--- Begin DATASET RECORDS ---

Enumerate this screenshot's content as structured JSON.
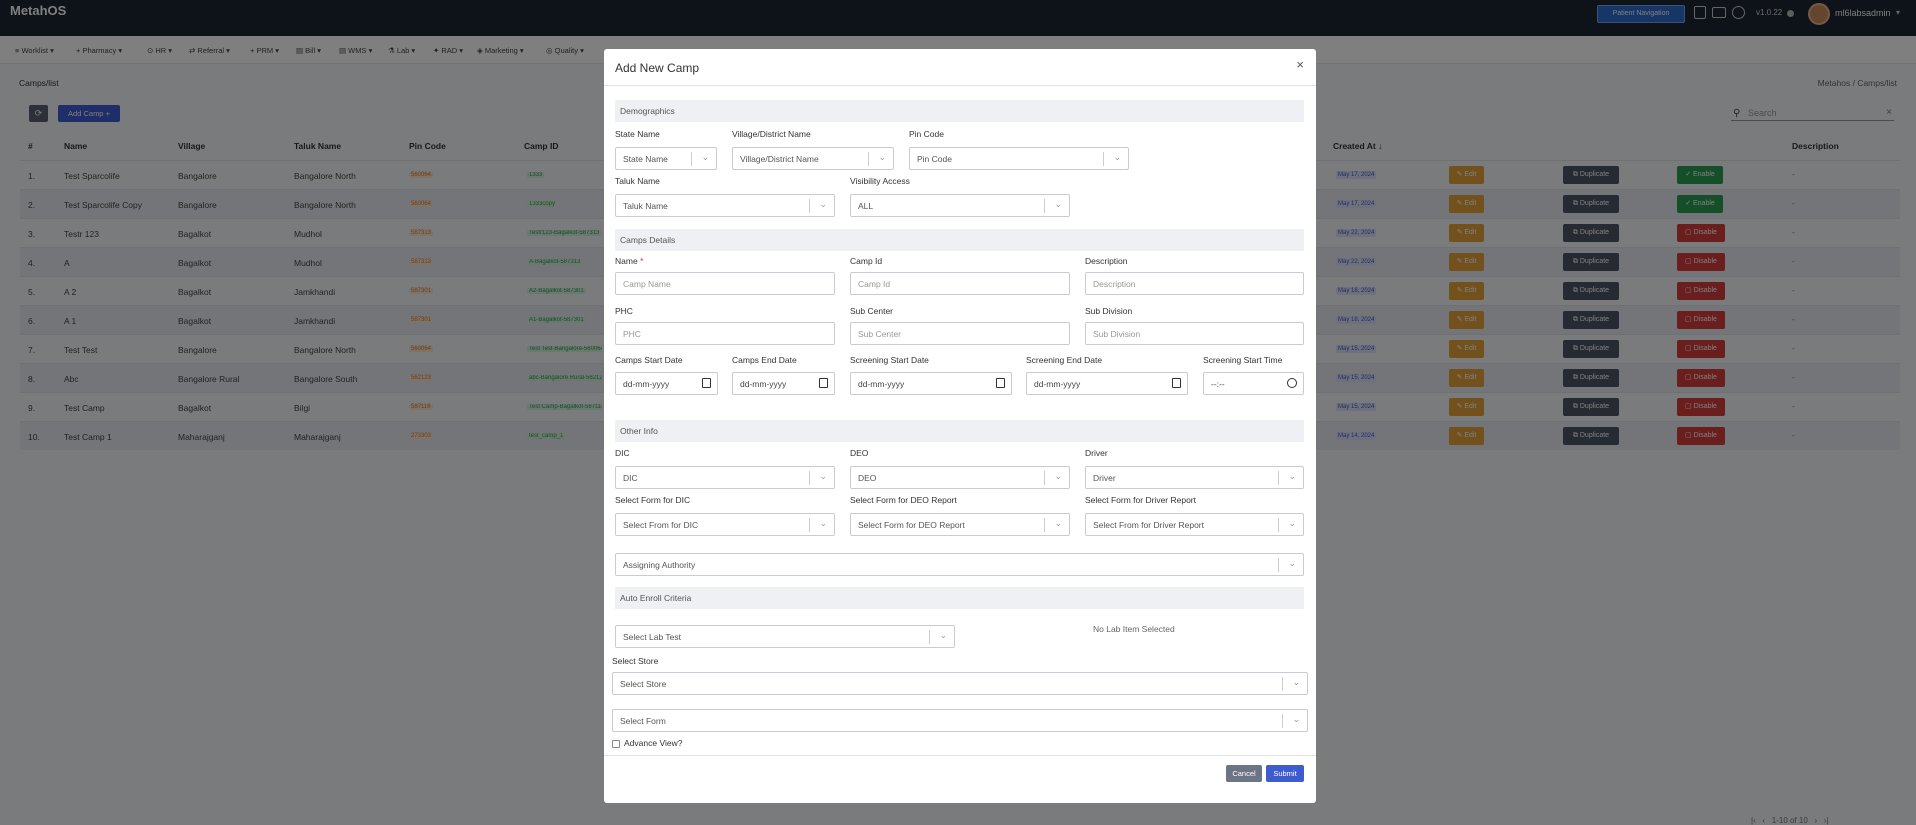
{
  "app": {
    "name": "MetahOS",
    "patient_nav": "Patient Navigation",
    "version": "v1.0.22",
    "username": "ml6labsadmin"
  },
  "menu": [
    "Worklist",
    "Pharmacy",
    "HR",
    "Referral",
    "PRM",
    "Bill",
    "WMS",
    "Lab",
    "RAD",
    "Marketing",
    "Quality"
  ],
  "breadcrumb": {
    "left": "Camps/list",
    "root": "Metahos",
    "current": "Camps/list"
  },
  "toolbar": {
    "add_camp": "Add Camp",
    "search_placeholder": "Search"
  },
  "table": {
    "headers": {
      "num": "#",
      "name": "Name",
      "village": "Village",
      "taluk": "Taluk Name",
      "pin": "Pin Code",
      "camp_id": "Camp ID",
      "created": "Created At",
      "description": "Description"
    },
    "rows": [
      {
        "num": "1.",
        "name": "Test Sparcolife",
        "village": "Bangalore",
        "taluk": "Bangalore North",
        "pin": "560064",
        "camp_id": "1333",
        "created": "May 17, 2024",
        "status": "Enable",
        "desc": "-"
      },
      {
        "num": "2.",
        "name": "Test Sparcolife Copy",
        "village": "Bangalore",
        "taluk": "Bangalore North",
        "pin": "560064",
        "camp_id": "1333copy",
        "created": "May 17, 2024",
        "status": "Enable",
        "desc": "-"
      },
      {
        "num": "3.",
        "name": "Testr 123",
        "village": "Bagalkot",
        "taluk": "Mudhol",
        "pin": "587313",
        "camp_id": "Testr123-Bagalkot-587313",
        "created": "May 22, 2024",
        "status": "Disable",
        "desc": "-"
      },
      {
        "num": "4.",
        "name": "A",
        "village": "Bagalkot",
        "taluk": "Mudhol",
        "pin": "587313",
        "camp_id": "A-Bagalkot-587313",
        "created": "May 22, 2024",
        "status": "Disable",
        "desc": "-"
      },
      {
        "num": "5.",
        "name": "A 2",
        "village": "Bagalkot",
        "taluk": "Jamkhandi",
        "pin": "587301",
        "camp_id": "A2-Bagalkot-587301",
        "created": "May 18, 2024",
        "status": "Disable",
        "desc": "-"
      },
      {
        "num": "6.",
        "name": "A 1",
        "village": "Bagalkot",
        "taluk": "Jamkhandi",
        "pin": "587301",
        "camp_id": "A1-Bagalkot-587301",
        "created": "May 18, 2024",
        "status": "Disable",
        "desc": "-"
      },
      {
        "num": "7.",
        "name": "Test Test",
        "village": "Bangalore",
        "taluk": "Bangalore North",
        "pin": "560064",
        "camp_id": "Test Test-Bangalore-560064",
        "created": "May 15, 2024",
        "status": "Disable",
        "desc": "-"
      },
      {
        "num": "8.",
        "name": "Abc",
        "village": "Bangalore Rural",
        "taluk": "Bangalore South",
        "pin": "562123",
        "camp_id": "abc-Bangalore Rural-562123",
        "created": "May 15, 2024",
        "status": "Disable",
        "desc": "-"
      },
      {
        "num": "9.",
        "name": "Test Camp",
        "village": "Bagalkot",
        "taluk": "Bilgi",
        "pin": "587116",
        "camp_id": "Test Camp-Bagalkot-587116",
        "created": "May 15, 2024",
        "status": "Disable",
        "desc": "-"
      },
      {
        "num": "10.",
        "name": "Test Camp 1",
        "village": "Maharajganj",
        "taluk": "Maharajganj",
        "pin": "273303",
        "camp_id": "test_camp_1",
        "created": "May 14, 2024",
        "status": "Disable",
        "desc": "-"
      }
    ],
    "edit_label": "Edit",
    "duplicate_label": "Duplicate"
  },
  "pagination": {
    "text": "1-10 of 10"
  },
  "modal": {
    "title": "Add New Camp",
    "sections": {
      "demographics": "Demographics",
      "camp_details": "Camps Details",
      "other_info": "Other Info",
      "auto_enroll": "Auto Enroll Criteria"
    },
    "labels": {
      "state": "State Name",
      "village": "Village/District Name",
      "pin": "Pin Code",
      "taluk": "Taluk Name",
      "visibility": "Visibility Access",
      "name": "Name",
      "camp_id": "Camp Id",
      "description": "Description",
      "phc": "PHC",
      "sub_center": "Sub Center",
      "sub_division": "Sub Division",
      "start_date": "Camps Start Date",
      "end_date": "Camps End Date",
      "scr_start_date": "Screening Start Date",
      "scr_end_date": "Screening End Date",
      "scr_start_time": "Screening Start Time",
      "dic": "DIC",
      "deo": "DEO",
      "driver": "Driver",
      "form_dic": "Select Form for DIC",
      "form_deo": "Select Form for DEO Report",
      "form_driver": "Select Form for Driver Report",
      "select_store": "Select Store",
      "advance_view": "Advance View?"
    },
    "placeholders": {
      "state": "State Name",
      "village": "Village/District Name",
      "pin": "Pin Code",
      "taluk": "Taluk Name",
      "visibility": "ALL",
      "name": "Camp Name",
      "camp_id": "Camp Id",
      "description": "Description",
      "phc": "PHC",
      "sub_center": "Sub Center",
      "sub_division": "Sub Division",
      "date": "dd-mm-yyyy",
      "time": "--:--",
      "dic": "DIC",
      "deo": "DEO",
      "driver": "Driver",
      "form_dic": "Select From for DIC",
      "form_deo": "Select Form for DEO Report",
      "form_driver": "Select From for Driver Report",
      "assigning_authority": "Assigning Authority",
      "lab_test": "Select Lab Test",
      "store": "Select Store",
      "form": "Select Form"
    },
    "no_lab_item": "No Lab Item Selected",
    "cancel": "Cancel",
    "submit": "Submit"
  }
}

--- End DATASET RECORDS ---

» **SET PROBLEM**
Your job is to transcribe the entries above exactly; skip the pictures.

» **EXPECTED ANSWER**
Enumerate this screenshot's content as structured JSON.
{
  "app": {
    "name": "MetahOS",
    "patient_nav": "Patient Navigation",
    "version": "v1.0.22",
    "username": "ml6labsadmin"
  },
  "menu": [
    "Worklist",
    "Pharmacy",
    "HR",
    "Referral",
    "PRM",
    "Bill",
    "WMS",
    "Lab",
    "RAD",
    "Marketing",
    "Quality"
  ],
  "breadcrumb": {
    "left": "Camps/list",
    "root": "Metahos",
    "current": "Camps/list"
  },
  "toolbar": {
    "add_camp": "Add Camp",
    "search_placeholder": "Search"
  },
  "table": {
    "headers": {
      "num": "#",
      "name": "Name",
      "village": "Village",
      "taluk": "Taluk Name",
      "pin": "Pin Code",
      "camp_id": "Camp ID",
      "created": "Created At",
      "description": "Description"
    },
    "rows": [
      {
        "num": "1.",
        "name": "Test Sparcolife",
        "village": "Bangalore",
        "taluk": "Bangalore North",
        "pin": "560064",
        "camp_id": "1333",
        "created": "May 17, 2024",
        "status": "Enable",
        "desc": "-"
      },
      {
        "num": "2.",
        "name": "Test Sparcolife Copy",
        "village": "Bangalore",
        "taluk": "Bangalore North",
        "pin": "560064",
        "camp_id": "1333copy",
        "created": "May 17, 2024",
        "status": "Enable",
        "desc": "-"
      },
      {
        "num": "3.",
        "name": "Testr 123",
        "village": "Bagalkot",
        "taluk": "Mudhol",
        "pin": "587313",
        "camp_id": "Testr123-Bagalkot-587313",
        "created": "May 22, 2024",
        "status": "Disable",
        "desc": "-"
      },
      {
        "num": "4.",
        "name": "A",
        "village": "Bagalkot",
        "taluk": "Mudhol",
        "pin": "587313",
        "camp_id": "A-Bagalkot-587313",
        "created": "May 22, 2024",
        "status": "Disable",
        "desc": "-"
      },
      {
        "num": "5.",
        "name": "A 2",
        "village": "Bagalkot",
        "taluk": "Jamkhandi",
        "pin": "587301",
        "camp_id": "A2-Bagalkot-587301",
        "created": "May 18, 2024",
        "status": "Disable",
        "desc": "-"
      },
      {
        "num": "6.",
        "name": "A 1",
        "village": "Bagalkot",
        "taluk": "Jamkhandi",
        "pin": "587301",
        "camp_id": "A1-Bagalkot-587301",
        "created": "May 18, 2024",
        "status": "Disable",
        "desc": "-"
      },
      {
        "num": "7.",
        "name": "Test Test",
        "village": "Bangalore",
        "taluk": "Bangalore North",
        "pin": "560064",
        "camp_id": "Test Test-Bangalore-560064",
        "created": "May 15, 2024",
        "status": "Disable",
        "desc": "-"
      },
      {
        "num": "8.",
        "name": "Abc",
        "village": "Bangalore Rural",
        "taluk": "Bangalore South",
        "pin": "562123",
        "camp_id": "abc-Bangalore Rural-562123",
        "created": "May 15, 2024",
        "status": "Disable",
        "desc": "-"
      },
      {
        "num": "9.",
        "name": "Test Camp",
        "village": "Bagalkot",
        "taluk": "Bilgi",
        "pin": "587116",
        "camp_id": "Test Camp-Bagalkot-587116",
        "created": "May 15, 2024",
        "status": "Disable",
        "desc": "-"
      },
      {
        "num": "10.",
        "name": "Test Camp 1",
        "village": "Maharajganj",
        "taluk": "Maharajganj",
        "pin": "273303",
        "camp_id": "test_camp_1",
        "created": "May 14, 2024",
        "status": "Disable",
        "desc": "-"
      }
    ],
    "edit_label": "Edit",
    "duplicate_label": "Duplicate"
  },
  "pagination": {
    "text": "1-10 of 10"
  },
  "modal": {
    "title": "Add New Camp",
    "sections": {
      "demographics": "Demographics",
      "camp_details": "Camps Details",
      "other_info": "Other Info",
      "auto_enroll": "Auto Enroll Criteria"
    },
    "labels": {
      "state": "State Name",
      "village": "Village/District Name",
      "pin": "Pin Code",
      "taluk": "Taluk Name",
      "visibility": "Visibility Access",
      "name": "Name",
      "camp_id": "Camp Id",
      "description": "Description",
      "phc": "PHC",
      "sub_center": "Sub Center",
      "sub_division": "Sub Division",
      "start_date": "Camps Start Date",
      "end_date": "Camps End Date",
      "scr_start_date": "Screening Start Date",
      "scr_end_date": "Screening End Date",
      "scr_start_time": "Screening Start Time",
      "dic": "DIC",
      "deo": "DEO",
      "driver": "Driver",
      "form_dic": "Select Form for DIC",
      "form_deo": "Select Form for DEO Report",
      "form_driver": "Select Form for Driver Report",
      "select_store": "Select Store",
      "advance_view": "Advance View?"
    },
    "placeholders": {
      "state": "State Name",
      "village": "Village/District Name",
      "pin": "Pin Code",
      "taluk": "Taluk Name",
      "visibility": "ALL",
      "name": "Camp Name",
      "camp_id": "Camp Id",
      "description": "Description",
      "phc": "PHC",
      "sub_center": "Sub Center",
      "sub_division": "Sub Division",
      "date": "dd-mm-yyyy",
      "time": "--:--",
      "dic": "DIC",
      "deo": "DEO",
      "driver": "Driver",
      "form_dic": "Select From for DIC",
      "form_deo": "Select Form for DEO Report",
      "form_driver": "Select From for Driver Report",
      "assigning_authority": "Assigning Authority",
      "lab_test": "Select Lab Test",
      "store": "Select Store",
      "form": "Select Form"
    },
    "no_lab_item": "No Lab Item Selected",
    "cancel": "Cancel",
    "submit": "Submit"
  }
}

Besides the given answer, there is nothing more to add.